◆ Given data ◆
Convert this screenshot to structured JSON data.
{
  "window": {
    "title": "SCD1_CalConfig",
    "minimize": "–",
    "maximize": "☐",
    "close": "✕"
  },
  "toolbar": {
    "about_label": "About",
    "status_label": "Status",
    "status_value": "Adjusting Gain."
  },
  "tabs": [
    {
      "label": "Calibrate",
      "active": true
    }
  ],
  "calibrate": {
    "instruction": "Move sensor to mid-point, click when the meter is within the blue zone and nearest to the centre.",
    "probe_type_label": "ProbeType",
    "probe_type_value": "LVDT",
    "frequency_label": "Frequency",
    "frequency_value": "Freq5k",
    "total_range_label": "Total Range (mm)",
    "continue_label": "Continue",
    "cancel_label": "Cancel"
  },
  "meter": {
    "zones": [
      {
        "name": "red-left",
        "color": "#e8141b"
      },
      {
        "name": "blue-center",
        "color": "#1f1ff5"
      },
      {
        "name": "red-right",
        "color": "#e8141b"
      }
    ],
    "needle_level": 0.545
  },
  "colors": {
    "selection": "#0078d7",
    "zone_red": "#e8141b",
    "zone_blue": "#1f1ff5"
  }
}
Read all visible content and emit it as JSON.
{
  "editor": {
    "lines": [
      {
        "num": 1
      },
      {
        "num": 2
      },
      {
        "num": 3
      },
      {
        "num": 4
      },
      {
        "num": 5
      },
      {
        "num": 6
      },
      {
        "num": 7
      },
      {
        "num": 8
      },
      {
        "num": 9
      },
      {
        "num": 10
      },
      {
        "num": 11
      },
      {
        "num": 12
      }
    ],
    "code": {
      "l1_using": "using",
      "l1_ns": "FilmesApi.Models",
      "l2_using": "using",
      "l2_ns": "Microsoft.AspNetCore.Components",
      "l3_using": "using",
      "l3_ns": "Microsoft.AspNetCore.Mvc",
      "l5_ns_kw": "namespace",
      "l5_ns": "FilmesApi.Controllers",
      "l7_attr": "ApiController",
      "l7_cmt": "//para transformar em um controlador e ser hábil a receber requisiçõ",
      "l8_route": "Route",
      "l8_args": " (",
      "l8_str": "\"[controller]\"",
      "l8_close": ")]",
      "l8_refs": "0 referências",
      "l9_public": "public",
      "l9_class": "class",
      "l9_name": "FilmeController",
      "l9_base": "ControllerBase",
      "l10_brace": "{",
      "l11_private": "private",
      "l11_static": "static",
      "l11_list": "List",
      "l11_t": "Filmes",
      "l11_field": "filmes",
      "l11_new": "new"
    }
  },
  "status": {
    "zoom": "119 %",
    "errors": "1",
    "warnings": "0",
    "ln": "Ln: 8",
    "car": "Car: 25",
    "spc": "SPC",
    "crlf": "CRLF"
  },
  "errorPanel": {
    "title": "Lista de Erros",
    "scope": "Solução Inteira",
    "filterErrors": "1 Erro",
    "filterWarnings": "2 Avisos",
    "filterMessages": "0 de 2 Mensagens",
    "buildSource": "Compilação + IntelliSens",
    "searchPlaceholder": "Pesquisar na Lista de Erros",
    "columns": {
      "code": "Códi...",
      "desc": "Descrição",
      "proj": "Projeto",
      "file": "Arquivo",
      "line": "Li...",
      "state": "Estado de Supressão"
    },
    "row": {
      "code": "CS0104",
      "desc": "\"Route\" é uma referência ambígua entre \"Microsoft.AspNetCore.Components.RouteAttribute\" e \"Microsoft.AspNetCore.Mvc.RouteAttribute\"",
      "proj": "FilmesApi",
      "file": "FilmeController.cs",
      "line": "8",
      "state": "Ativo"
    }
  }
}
==
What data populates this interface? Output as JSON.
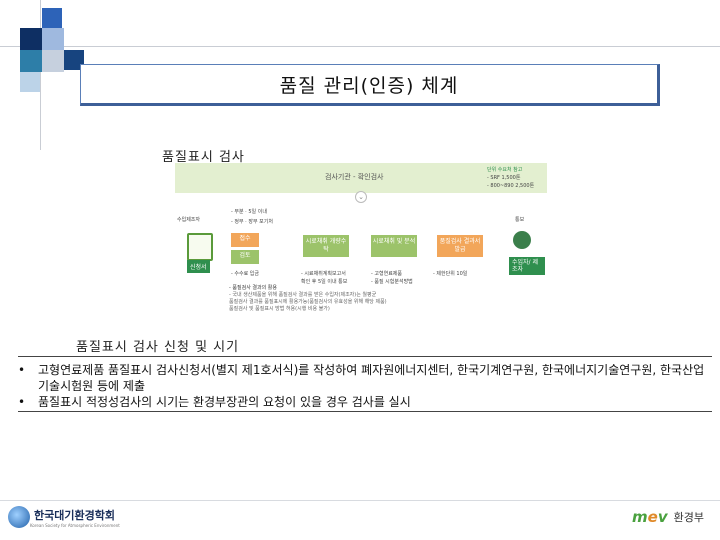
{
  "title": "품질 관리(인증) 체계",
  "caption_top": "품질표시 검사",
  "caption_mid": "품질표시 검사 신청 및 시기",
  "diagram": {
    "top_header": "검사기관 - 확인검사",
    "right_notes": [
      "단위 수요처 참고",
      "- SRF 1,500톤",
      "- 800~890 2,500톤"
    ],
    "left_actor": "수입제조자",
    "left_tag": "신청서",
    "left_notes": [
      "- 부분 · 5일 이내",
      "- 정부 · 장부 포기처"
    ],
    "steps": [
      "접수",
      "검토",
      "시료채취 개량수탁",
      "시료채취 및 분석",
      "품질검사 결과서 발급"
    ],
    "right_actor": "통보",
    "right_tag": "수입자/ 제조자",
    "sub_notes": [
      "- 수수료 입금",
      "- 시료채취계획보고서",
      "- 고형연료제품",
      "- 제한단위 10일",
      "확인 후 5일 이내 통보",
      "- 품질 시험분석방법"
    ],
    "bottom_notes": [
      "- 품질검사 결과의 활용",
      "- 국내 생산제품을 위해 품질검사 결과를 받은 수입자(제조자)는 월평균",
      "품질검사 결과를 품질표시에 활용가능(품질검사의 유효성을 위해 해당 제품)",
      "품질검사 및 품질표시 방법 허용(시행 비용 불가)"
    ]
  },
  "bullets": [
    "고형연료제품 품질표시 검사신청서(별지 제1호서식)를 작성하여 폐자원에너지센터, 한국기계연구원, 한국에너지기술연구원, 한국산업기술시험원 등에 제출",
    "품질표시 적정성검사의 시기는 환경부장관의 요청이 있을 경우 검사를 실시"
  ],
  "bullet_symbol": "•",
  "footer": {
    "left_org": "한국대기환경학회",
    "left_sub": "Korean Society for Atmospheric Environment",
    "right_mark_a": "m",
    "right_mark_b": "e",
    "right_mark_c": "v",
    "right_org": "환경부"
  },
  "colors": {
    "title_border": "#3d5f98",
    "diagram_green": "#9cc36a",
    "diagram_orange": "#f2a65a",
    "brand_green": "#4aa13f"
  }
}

◆ Exercise task ◆
Copy out each line of the material that holds the word "품질검사".

◆ Solution ◆
      "품질검사 결과서 발급"
      "- 품질검사 결과의 활용",
      "- 국내 생산제품을 위해 품질검사 결과를 받은 수입자(제조자)는 월평균",
      "품질검사 결과를 품질표시에 활용가능(품질검사의 유효성을 위해 해당 제품)",
      "품질검사 및 품질표시 방법 허용(시행 비용 불가)"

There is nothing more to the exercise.